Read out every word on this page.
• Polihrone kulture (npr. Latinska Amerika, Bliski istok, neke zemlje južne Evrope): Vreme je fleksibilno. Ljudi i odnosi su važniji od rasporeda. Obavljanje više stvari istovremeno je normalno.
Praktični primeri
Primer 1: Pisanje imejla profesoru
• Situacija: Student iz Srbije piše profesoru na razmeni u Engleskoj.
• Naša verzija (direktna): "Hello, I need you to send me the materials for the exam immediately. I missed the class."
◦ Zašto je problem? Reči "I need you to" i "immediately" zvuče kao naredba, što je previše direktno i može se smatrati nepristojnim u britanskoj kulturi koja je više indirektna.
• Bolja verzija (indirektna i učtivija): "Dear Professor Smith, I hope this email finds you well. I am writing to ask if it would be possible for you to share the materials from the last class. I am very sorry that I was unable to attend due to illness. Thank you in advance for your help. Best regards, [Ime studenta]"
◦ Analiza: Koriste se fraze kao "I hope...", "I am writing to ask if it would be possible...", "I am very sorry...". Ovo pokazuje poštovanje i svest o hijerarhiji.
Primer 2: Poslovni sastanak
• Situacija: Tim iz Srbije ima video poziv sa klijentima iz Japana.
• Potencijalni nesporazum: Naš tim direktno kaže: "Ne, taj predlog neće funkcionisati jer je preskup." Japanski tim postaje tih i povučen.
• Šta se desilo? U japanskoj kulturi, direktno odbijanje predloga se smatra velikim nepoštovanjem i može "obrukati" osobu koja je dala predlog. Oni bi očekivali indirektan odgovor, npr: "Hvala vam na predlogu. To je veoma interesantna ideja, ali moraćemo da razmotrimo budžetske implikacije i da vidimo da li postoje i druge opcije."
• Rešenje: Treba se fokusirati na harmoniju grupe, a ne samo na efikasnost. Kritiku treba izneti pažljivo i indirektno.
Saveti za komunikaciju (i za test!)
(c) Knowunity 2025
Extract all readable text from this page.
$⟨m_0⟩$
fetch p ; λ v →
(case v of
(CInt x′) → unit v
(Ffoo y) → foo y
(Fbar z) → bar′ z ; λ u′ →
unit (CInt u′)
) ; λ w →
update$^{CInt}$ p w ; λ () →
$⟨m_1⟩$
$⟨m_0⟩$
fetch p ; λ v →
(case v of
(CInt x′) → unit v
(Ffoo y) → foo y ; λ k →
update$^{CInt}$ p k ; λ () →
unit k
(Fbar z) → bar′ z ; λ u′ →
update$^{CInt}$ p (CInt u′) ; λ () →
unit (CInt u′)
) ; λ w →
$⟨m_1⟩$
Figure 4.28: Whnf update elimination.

§ **WORK TO COMPLETE**:
Set down the entries verbatim, leaving none out.

§ **FINAL RESULT**:
Read out every word on this page.
• Polihrone kulture (npr. Latinska Amerika, Bliski istok, neke zemlje južne Evrope): Vreme je fleksibilno. Ljudi i odnosi su važniji od rasporeda. Obavljanje više stvari istovremeno je normalno.
Praktični primeri
Primer 1: Pisanje imejla profesoru
• Situacija: Student iz Srbije piše profesoru na razmeni u Engleskoj.
• Naša verzija (direktna): "Hello, I need you to send me the materials for the exam immediately. I missed the class."
◦ Zašto je problem? Reči "I need you to" i "immediately" zvuče kao naredba, što je previše direktno i može se smatrati nepristojnim u britanskoj kulturi koja je više indirektna.
• Bolja verzija (indirektna i učtivija): "Dear Professor Smith, I hope this email finds you well. I am writing to ask if it would be possible for you to share the materials from the last class. I am very sorry that I was unable to attend due to illness. Thank you in advance for your help. Best regards, [Ime studenta]"
◦ Analiza: Koriste se fraze kao "I hope...", "I am writing to ask if it would be possible...", "I am very sorry...". Ovo pokazuje poštovanje i svest o hijerarhiji.
Primer 2: Poslovni sastanak
• Situacija: Tim iz Srbije ima video poziv sa klijentima iz Japana.
• Potencijalni nesporazum: Naš tim direktno kaže: "Ne, taj predlog neće funkcionisati jer je preskup." Japanski tim postaje tih i povučen.
• Šta se desilo? U japanskoj kulturi, direktno odbijanje predloga se smatra velikim nepoštovanjem i može "obrukati" osobu koja je dala predlog. Oni bi očekivali indirektan odgovor, npr: "Hvala vam na predlogu. To je veoma interesantna ideja, ali moraćemo da razmotrimo budžetske implikacije i da vidimo da li postoje i druge opcije."
• Rešenje: Treba se fokusirati na harmoniju grupe, a ne samo na efikasnost. Kritiku treba izneti pažljivo i indirektno.
Saveti za komunikaciju (i za test!)
(c) Knowunity 2025
Extract all readable text from this page.
$⟨m_0⟩$
fetch p ; λ v →
(case v of
(CInt x′) → unit v
(Ffoo y) → foo y
(Fbar z) → bar′ z ; λ u′ →
unit (CInt u′)
) ; λ w →
update$^{CInt}$ p w ; λ () →
$⟨m_1⟩$
$⟨m_0⟩$
fetch p ; λ v →
(case v of
(CInt x′) → unit v
(Ffoo y) → foo y ; λ k →
update$^{CInt}$ p k ; λ () →
unit k
(Fbar z) → bar′ z ; λ u′ →
update$^{CInt}$ p (CInt u′) ; λ () →
unit (CInt u′)
) ; λ w →
$⟨m_1⟩$
Figure 4.28: Whnf update elimination.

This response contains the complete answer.